>> Start Task input
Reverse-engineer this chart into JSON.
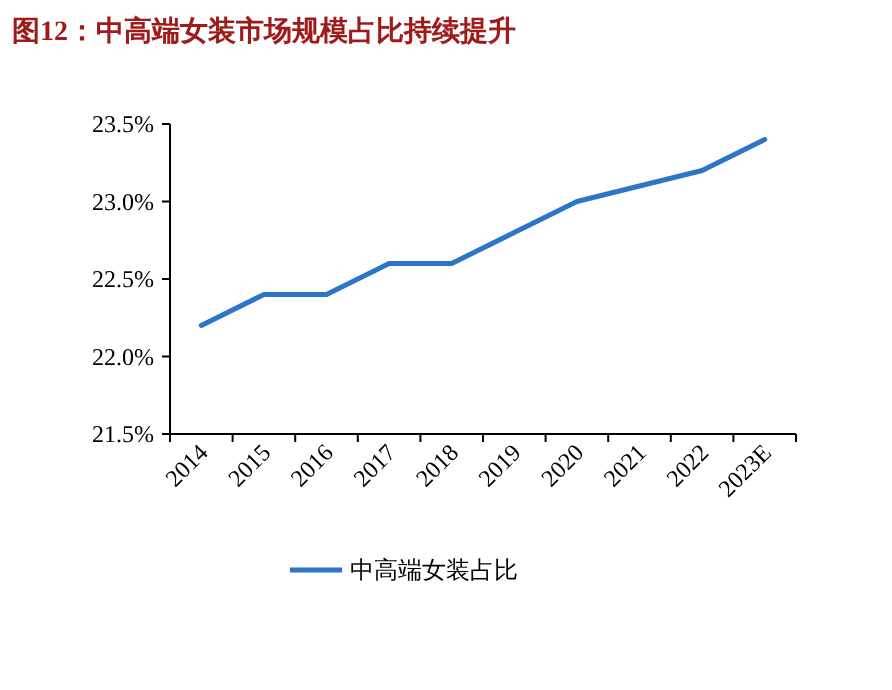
{
  "chart_data": {
    "type": "line",
    "title": "图12：中高端女装市场规模占比持续提升",
    "categories": [
      "2014",
      "2015",
      "2016",
      "2017",
      "2018",
      "2019",
      "2020",
      "2021",
      "2022",
      "2023E"
    ],
    "series": [
      {
        "name": "中高端女装占比",
        "color": "#2e75c6",
        "values": [
          22.2,
          22.4,
          22.4,
          22.6,
          22.6,
          22.8,
          23.0,
          23.1,
          23.2,
          23.4
        ]
      }
    ],
    "ylim": [
      21.5,
      23.5
    ],
    "yticks": [
      {
        "value": 21.5,
        "label": "21.5%"
      },
      {
        "value": 22.0,
        "label": "22.0%"
      },
      {
        "value": 22.5,
        "label": "22.5%"
      },
      {
        "value": 23.0,
        "label": "23.0%"
      },
      {
        "value": 23.5,
        "label": "23.5%"
      }
    ],
    "grid": false,
    "legend": "bottom",
    "marker": "none",
    "line_style": "solid"
  }
}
>> End Task input
Task directions
For each line of the entries that includes "label", show that line.

Written solution
        "label": "21.5%"
        "label": "22.0%"
        "label": "22.5%"
        "label": "23.0%"
        "label": "23.5%"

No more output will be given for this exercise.